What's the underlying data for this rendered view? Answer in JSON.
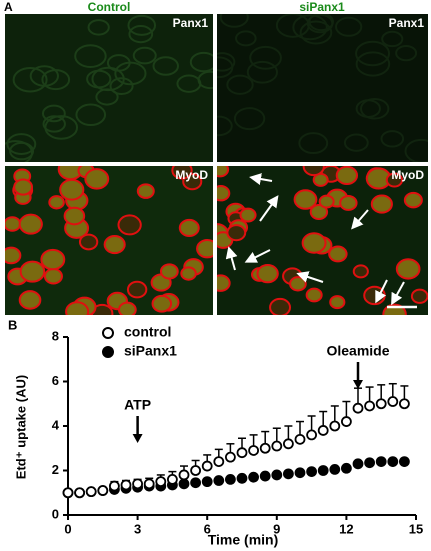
{
  "panel_a": {
    "label": "A",
    "columns": [
      "Control",
      "siPanx1"
    ],
    "stains": [
      "Panx1",
      "MyoD"
    ]
  },
  "chart_data": {
    "type": "line",
    "panel_label": "B",
    "x_label": "Time (min)",
    "y_label": "Etd⁺ uptake (AU)",
    "x": [
      0,
      0.5,
      1,
      1.5,
      2,
      2.5,
      3,
      3.5,
      4,
      4.5,
      5,
      5.5,
      6,
      6.5,
      7,
      7.5,
      8,
      8.5,
      9,
      9.5,
      10,
      10.5,
      11,
      11.5,
      12,
      12.5,
      13,
      13.5,
      14,
      14.5
    ],
    "series": [
      {
        "name": "control",
        "color": "#000000",
        "marker": "open",
        "values": [
          1.0,
          1.0,
          1.05,
          1.1,
          1.3,
          1.35,
          1.4,
          1.4,
          1.5,
          1.6,
          1.8,
          2.0,
          2.2,
          2.4,
          2.6,
          2.8,
          2.9,
          3.0,
          3.1,
          3.2,
          3.4,
          3.6,
          3.8,
          4.0,
          4.2,
          4.8,
          4.9,
          5.0,
          5.1,
          5.0
        ],
        "errors": [
          0.05,
          0.05,
          0.1,
          0.1,
          0.2,
          0.2,
          0.2,
          0.25,
          0.3,
          0.35,
          0.4,
          0.45,
          0.5,
          0.55,
          0.6,
          0.65,
          0.7,
          0.75,
          0.8,
          0.8,
          0.8,
          0.85,
          0.85,
          0.9,
          0.9,
          0.9,
          0.85,
          0.85,
          0.8,
          0.8
        ]
      },
      {
        "name": "siPanx1",
        "color": "#000000",
        "marker": "filled",
        "values": [
          1.0,
          1.0,
          1.05,
          1.1,
          1.15,
          1.2,
          1.25,
          1.3,
          1.3,
          1.35,
          1.4,
          1.45,
          1.5,
          1.55,
          1.6,
          1.65,
          1.7,
          1.75,
          1.8,
          1.85,
          1.9,
          1.95,
          2.0,
          2.05,
          2.1,
          2.3,
          2.35,
          2.4,
          2.4,
          2.4
        ],
        "errors": [
          0.05,
          0.05,
          0.05,
          0.05,
          0.05,
          0.05,
          0.05,
          0.05,
          0.05,
          0.05,
          0.05,
          0.05,
          0.05,
          0.05,
          0.05,
          0.05,
          0.05,
          0.05,
          0.05,
          0.05,
          0.05,
          0.05,
          0.05,
          0.05,
          0.05,
          0.1,
          0.1,
          0.1,
          0.1,
          0.1
        ]
      }
    ],
    "annotations": [
      {
        "text": "ATP",
        "x": 3
      },
      {
        "text": "Oleamide",
        "x": 12.5
      }
    ],
    "xlim": [
      0,
      15
    ],
    "xticks": [
      0,
      3,
      6,
      9,
      12,
      15
    ],
    "ylim": [
      0,
      8
    ],
    "yticks": [
      0,
      2,
      4,
      6,
      8
    ],
    "legend": "upper left"
  }
}
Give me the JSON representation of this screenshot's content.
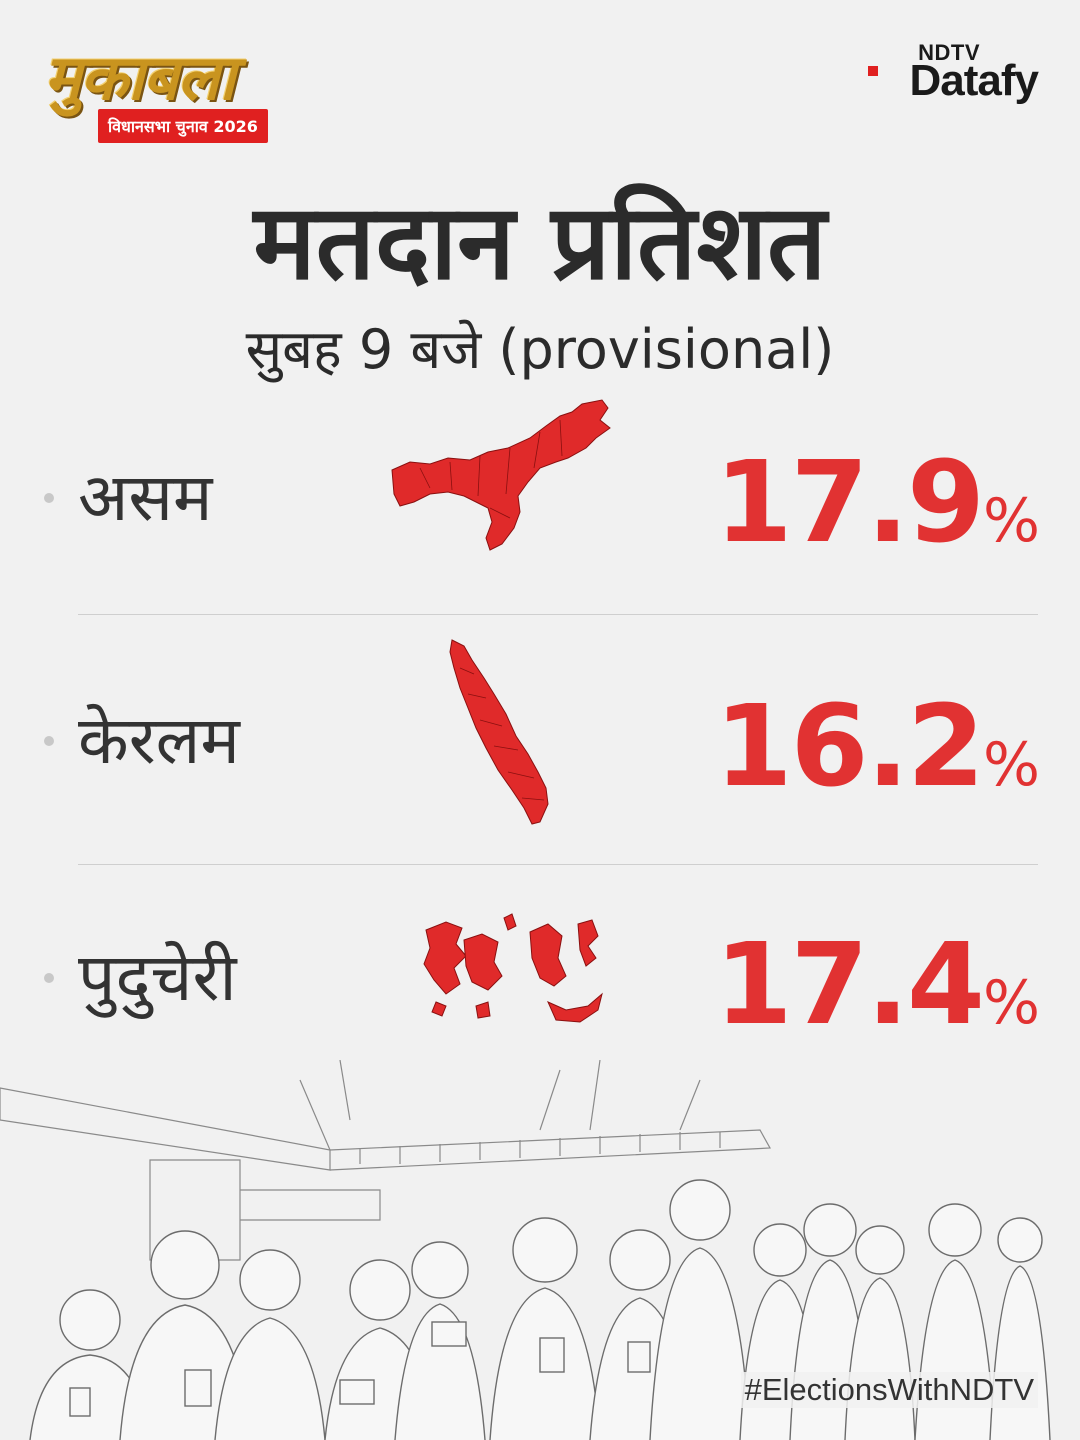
{
  "header": {
    "show_title": "मुकाबला",
    "show_badge": "विधानसभा चुनाव 2026",
    "brand_top": "NDTV",
    "brand_main": "Datafy"
  },
  "title": "मतदान प्रतिशत",
  "subtitle": "सुबह 9 बजे (provisional)",
  "states": [
    {
      "name": "असम",
      "value": "17.9",
      "unit": "%"
    },
    {
      "name": "केरलम",
      "value": "16.2",
      "unit": "%"
    },
    {
      "name": "पुदुचेरी",
      "value": "17.4",
      "unit": "%"
    }
  ],
  "hashtag": "#ElectionsWithNDTV",
  "colors": {
    "accent": "#e13232",
    "badge": "#e02020",
    "gold": "#c9941f",
    "background": "#f1f1f1"
  }
}
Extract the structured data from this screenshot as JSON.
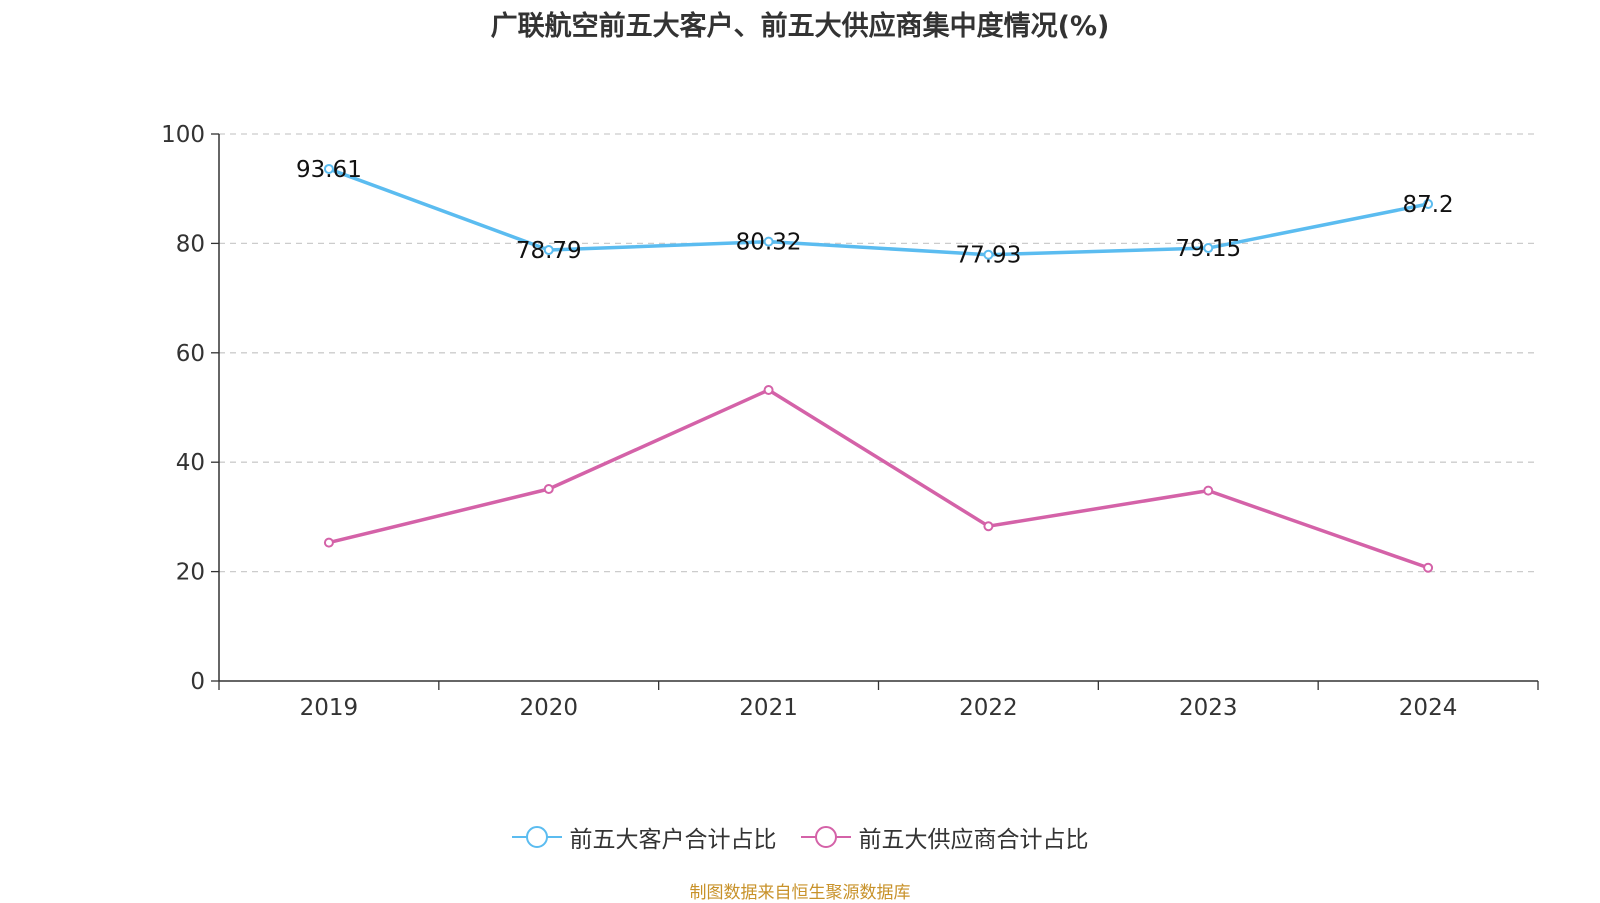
{
  "chart_data": {
    "type": "line",
    "title": "广联航空前五大客户、前五大供应商集中度情况(%)",
    "categories": [
      "2019",
      "2020",
      "2021",
      "2022",
      "2023",
      "2024"
    ],
    "ylim": [
      0,
      100
    ],
    "yticks": [
      0,
      20,
      40,
      60,
      80,
      100
    ],
    "grid": true,
    "legend_position": "bottom",
    "series": [
      {
        "name": "前五大客户合计占比",
        "color": "#5bbcf0",
        "values": [
          93.61,
          78.79,
          80.32,
          77.93,
          79.15,
          87.2
        ],
        "labels": [
          "93.61",
          "78.79",
          "80.32",
          "77.93",
          "79.15",
          "87.2"
        ],
        "show_labels": true
      },
      {
        "name": "前五大供应商合计占比",
        "color": "#d462a8",
        "values": [
          25.3,
          35.1,
          53.2,
          28.3,
          34.8,
          20.7
        ],
        "show_labels": false
      }
    ]
  },
  "source_note": "制图数据来自恒生聚源数据库"
}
--------------------------------
| PROBLEM TO WORK ON |
Skip the pictures, then retype every line above exactly.

| WRITTEN ANSWER |
What's the underlying data for this rendered view? Answer in JSON.
{
  "panel_a": {
    "label": "A",
    "columns": [
      "Control",
      "siPanx1"
    ],
    "stains": [
      "Panx1",
      "MyoD"
    ]
  },
  "chart_data": {
    "type": "line",
    "panel_label": "B",
    "x_label": "Time (min)",
    "y_label": "Etd⁺ uptake (AU)",
    "x": [
      0,
      0.5,
      1,
      1.5,
      2,
      2.5,
      3,
      3.5,
      4,
      4.5,
      5,
      5.5,
      6,
      6.5,
      7,
      7.5,
      8,
      8.5,
      9,
      9.5,
      10,
      10.5,
      11,
      11.5,
      12,
      12.5,
      13,
      13.5,
      14,
      14.5
    ],
    "series": [
      {
        "name": "control",
        "color": "#000000",
        "marker": "open",
        "values": [
          1.0,
          1.0,
          1.05,
          1.1,
          1.3,
          1.35,
          1.4,
          1.4,
          1.5,
          1.6,
          1.8,
          2.0,
          2.2,
          2.4,
          2.6,
          2.8,
          2.9,
          3.0,
          3.1,
          3.2,
          3.4,
          3.6,
          3.8,
          4.0,
          4.2,
          4.8,
          4.9,
          5.0,
          5.1,
          5.0
        ],
        "errors": [
          0.05,
          0.05,
          0.1,
          0.1,
          0.2,
          0.2,
          0.2,
          0.25,
          0.3,
          0.35,
          0.4,
          0.45,
          0.5,
          0.55,
          0.6,
          0.65,
          0.7,
          0.75,
          0.8,
          0.8,
          0.8,
          0.85,
          0.85,
          0.9,
          0.9,
          0.9,
          0.85,
          0.85,
          0.8,
          0.8
        ]
      },
      {
        "name": "siPanx1",
        "color": "#000000",
        "marker": "filled",
        "values": [
          1.0,
          1.0,
          1.05,
          1.1,
          1.15,
          1.2,
          1.25,
          1.3,
          1.3,
          1.35,
          1.4,
          1.45,
          1.5,
          1.55,
          1.6,
          1.65,
          1.7,
          1.75,
          1.8,
          1.85,
          1.9,
          1.95,
          2.0,
          2.05,
          2.1,
          2.3,
          2.35,
          2.4,
          2.4,
          2.4
        ],
        "errors": [
          0.05,
          0.05,
          0.05,
          0.05,
          0.05,
          0.05,
          0.05,
          0.05,
          0.05,
          0.05,
          0.05,
          0.05,
          0.05,
          0.05,
          0.05,
          0.05,
          0.05,
          0.05,
          0.05,
          0.05,
          0.05,
          0.05,
          0.05,
          0.05,
          0.05,
          0.1,
          0.1,
          0.1,
          0.1,
          0.1
        ]
      }
    ],
    "annotations": [
      {
        "text": "ATP",
        "x": 3
      },
      {
        "text": "Oleamide",
        "x": 12.5
      }
    ],
    "xlim": [
      0,
      15
    ],
    "xticks": [
      0,
      3,
      6,
      9,
      12,
      15
    ],
    "ylim": [
      0,
      8
    ],
    "yticks": [
      0,
      2,
      4,
      6,
      8
    ],
    "legend": "upper left"
  }
}
Give me the JSON representation of this screenshot's content.
{
  "header": {
    "show_title": "मुकाबला",
    "show_badge": "विधानसभा चुनाव 2026",
    "brand_top": "NDTV",
    "brand_main": "Datafy"
  },
  "title": "मतदान प्रतिशत",
  "subtitle": "सुबह 9 बजे (provisional)",
  "states": [
    {
      "name": "असम",
      "value": "17.9",
      "unit": "%"
    },
    {
      "name": "केरलम",
      "value": "16.2",
      "unit": "%"
    },
    {
      "name": "पुदुचेरी",
      "value": "17.4",
      "unit": "%"
    }
  ],
  "hashtag": "#ElectionsWithNDTV",
  "colors": {
    "accent": "#e13232",
    "badge": "#e02020",
    "gold": "#c9941f",
    "background": "#f1f1f1"
  }
}
Extract the structured data from this screenshot as JSON.
{
  "chart_data": {
    "type": "line",
    "title": "广联航空前五大客户、前五大供应商集中度情况(%)",
    "categories": [
      "2019",
      "2020",
      "2021",
      "2022",
      "2023",
      "2024"
    ],
    "ylim": [
      0,
      100
    ],
    "yticks": [
      0,
      20,
      40,
      60,
      80,
      100
    ],
    "grid": true,
    "legend_position": "bottom",
    "series": [
      {
        "name": "前五大客户合计占比",
        "color": "#5bbcf0",
        "values": [
          93.61,
          78.79,
          80.32,
          77.93,
          79.15,
          87.2
        ],
        "labels": [
          "93.61",
          "78.79",
          "80.32",
          "77.93",
          "79.15",
          "87.2"
        ],
        "show_labels": true
      },
      {
        "name": "前五大供应商合计占比",
        "color": "#d462a8",
        "values": [
          25.3,
          35.1,
          53.2,
          28.3,
          34.8,
          20.7
        ],
        "show_labels": false
      }
    ]
  },
  "source_note": "制图数据来自恒生聚源数据库"
}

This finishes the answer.